(Figure contents as structured data)
____________________

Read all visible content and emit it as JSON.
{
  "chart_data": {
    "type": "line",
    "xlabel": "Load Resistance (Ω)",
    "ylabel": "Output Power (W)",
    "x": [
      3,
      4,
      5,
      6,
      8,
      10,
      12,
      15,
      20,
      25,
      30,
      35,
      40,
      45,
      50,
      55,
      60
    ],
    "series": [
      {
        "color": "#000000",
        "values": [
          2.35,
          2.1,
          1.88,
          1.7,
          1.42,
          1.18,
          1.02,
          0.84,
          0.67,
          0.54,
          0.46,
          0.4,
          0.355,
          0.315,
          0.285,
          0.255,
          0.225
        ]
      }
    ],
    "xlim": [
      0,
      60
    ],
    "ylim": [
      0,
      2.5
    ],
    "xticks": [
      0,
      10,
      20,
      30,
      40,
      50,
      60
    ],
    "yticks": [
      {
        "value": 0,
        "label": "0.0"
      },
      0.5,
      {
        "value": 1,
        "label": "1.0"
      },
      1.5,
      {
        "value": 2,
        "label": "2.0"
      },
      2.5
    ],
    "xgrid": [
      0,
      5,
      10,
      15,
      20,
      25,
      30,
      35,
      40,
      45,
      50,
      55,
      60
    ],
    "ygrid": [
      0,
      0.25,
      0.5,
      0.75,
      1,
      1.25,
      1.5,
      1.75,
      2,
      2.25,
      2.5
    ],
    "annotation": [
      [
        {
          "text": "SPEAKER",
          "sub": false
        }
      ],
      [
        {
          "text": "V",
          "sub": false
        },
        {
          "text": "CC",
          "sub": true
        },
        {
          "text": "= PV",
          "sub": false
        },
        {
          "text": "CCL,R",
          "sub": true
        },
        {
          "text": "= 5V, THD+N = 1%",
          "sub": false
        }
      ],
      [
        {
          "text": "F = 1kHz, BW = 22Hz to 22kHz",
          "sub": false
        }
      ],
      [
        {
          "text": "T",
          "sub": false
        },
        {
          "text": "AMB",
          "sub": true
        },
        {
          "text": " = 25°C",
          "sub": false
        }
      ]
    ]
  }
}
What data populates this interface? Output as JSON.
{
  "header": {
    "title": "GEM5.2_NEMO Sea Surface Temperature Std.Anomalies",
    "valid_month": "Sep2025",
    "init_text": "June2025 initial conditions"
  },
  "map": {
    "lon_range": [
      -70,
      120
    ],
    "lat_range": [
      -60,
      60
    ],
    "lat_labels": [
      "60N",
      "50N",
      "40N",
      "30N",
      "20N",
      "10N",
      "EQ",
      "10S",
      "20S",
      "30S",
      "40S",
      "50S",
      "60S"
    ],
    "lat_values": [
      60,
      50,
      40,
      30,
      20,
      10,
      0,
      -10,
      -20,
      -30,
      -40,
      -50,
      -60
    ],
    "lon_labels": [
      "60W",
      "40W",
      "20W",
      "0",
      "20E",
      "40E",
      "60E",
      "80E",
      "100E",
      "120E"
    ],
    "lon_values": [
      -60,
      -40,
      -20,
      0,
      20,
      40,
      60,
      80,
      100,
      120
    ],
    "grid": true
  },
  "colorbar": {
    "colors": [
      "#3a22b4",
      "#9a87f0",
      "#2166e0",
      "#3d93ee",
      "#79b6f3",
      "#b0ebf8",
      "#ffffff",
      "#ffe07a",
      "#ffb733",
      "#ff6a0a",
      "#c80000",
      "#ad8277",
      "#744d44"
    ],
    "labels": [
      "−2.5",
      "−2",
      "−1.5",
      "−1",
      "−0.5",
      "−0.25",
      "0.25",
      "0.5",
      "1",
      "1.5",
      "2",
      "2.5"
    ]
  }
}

____________________

Work required: Restate the data above exactly, keeping each word as it stands.

Solution to this exercise:
Read all visible content and emit it as JSON.
{
  "chart_data": {
    "type": "line",
    "xlabel": "Load Resistance (Ω)",
    "ylabel": "Output Power (W)",
    "x": [
      3,
      4,
      5,
      6,
      8,
      10,
      12,
      15,
      20,
      25,
      30,
      35,
      40,
      45,
      50,
      55,
      60
    ],
    "series": [
      {
        "color": "#000000",
        "values": [
          2.35,
          2.1,
          1.88,
          1.7,
          1.42,
          1.18,
          1.02,
          0.84,
          0.67,
          0.54,
          0.46,
          0.4,
          0.355,
          0.315,
          0.285,
          0.255,
          0.225
        ]
      }
    ],
    "xlim": [
      0,
      60
    ],
    "ylim": [
      0,
      2.5
    ],
    "xticks": [
      0,
      10,
      20,
      30,
      40,
      50,
      60
    ],
    "yticks": [
      {
        "value": 0,
        "label": "0.0"
      },
      0.5,
      {
        "value": 1,
        "label": "1.0"
      },
      1.5,
      {
        "value": 2,
        "label": "2.0"
      },
      2.5
    ],
    "xgrid": [
      0,
      5,
      10,
      15,
      20,
      25,
      30,
      35,
      40,
      45,
      50,
      55,
      60
    ],
    "ygrid": [
      0,
      0.25,
      0.5,
      0.75,
      1,
      1.25,
      1.5,
      1.75,
      2,
      2.25,
      2.5
    ],
    "annotation": [
      [
        {
          "text": "SPEAKER",
          "sub": false
        }
      ],
      [
        {
          "text": "V",
          "sub": false
        },
        {
          "text": "CC",
          "sub": true
        },
        {
          "text": "= PV",
          "sub": false
        },
        {
          "text": "CCL,R",
          "sub": true
        },
        {
          "text": "= 5V, THD+N = 1%",
          "sub": false
        }
      ],
      [
        {
          "text": "F = 1kHz, BW = 22Hz to 22kHz",
          "sub": false
        }
      ],
      [
        {
          "text": "T",
          "sub": false
        },
        {
          "text": "AMB",
          "sub": true
        },
        {
          "text": " = 25°C",
          "sub": false
        }
      ]
    ]
  }
}
What data populates this interface? Output as JSON.
{
  "header": {
    "title": "GEM5.2_NEMO Sea Surface Temperature Std.Anomalies",
    "valid_month": "Sep2025",
    "init_text": "June2025 initial conditions"
  },
  "map": {
    "lon_range": [
      -70,
      120
    ],
    "lat_range": [
      -60,
      60
    ],
    "lat_labels": [
      "60N",
      "50N",
      "40N",
      "30N",
      "20N",
      "10N",
      "EQ",
      "10S",
      "20S",
      "30S",
      "40S",
      "50S",
      "60S"
    ],
    "lat_values": [
      60,
      50,
      40,
      30,
      20,
      10,
      0,
      -10,
      -20,
      -30,
      -40,
      -50,
      -60
    ],
    "lon_labels": [
      "60W",
      "40W",
      "20W",
      "0",
      "20E",
      "40E",
      "60E",
      "80E",
      "100E",
      "120E"
    ],
    "lon_values": [
      -60,
      -40,
      -20,
      0,
      20,
      40,
      60,
      80,
      100,
      120
    ],
    "grid": true
  },
  "colorbar": {
    "colors": [
      "#3a22b4",
      "#9a87f0",
      "#2166e0",
      "#3d93ee",
      "#79b6f3",
      "#b0ebf8",
      "#ffffff",
      "#ffe07a",
      "#ffb733",
      "#ff6a0a",
      "#c80000",
      "#ad8277",
      "#744d44"
    ],
    "labels": [
      "−2.5",
      "−2",
      "−1.5",
      "−1",
      "−0.5",
      "−0.25",
      "0.25",
      "0.5",
      "1",
      "1.5",
      "2",
      "2.5"
    ]
  }
}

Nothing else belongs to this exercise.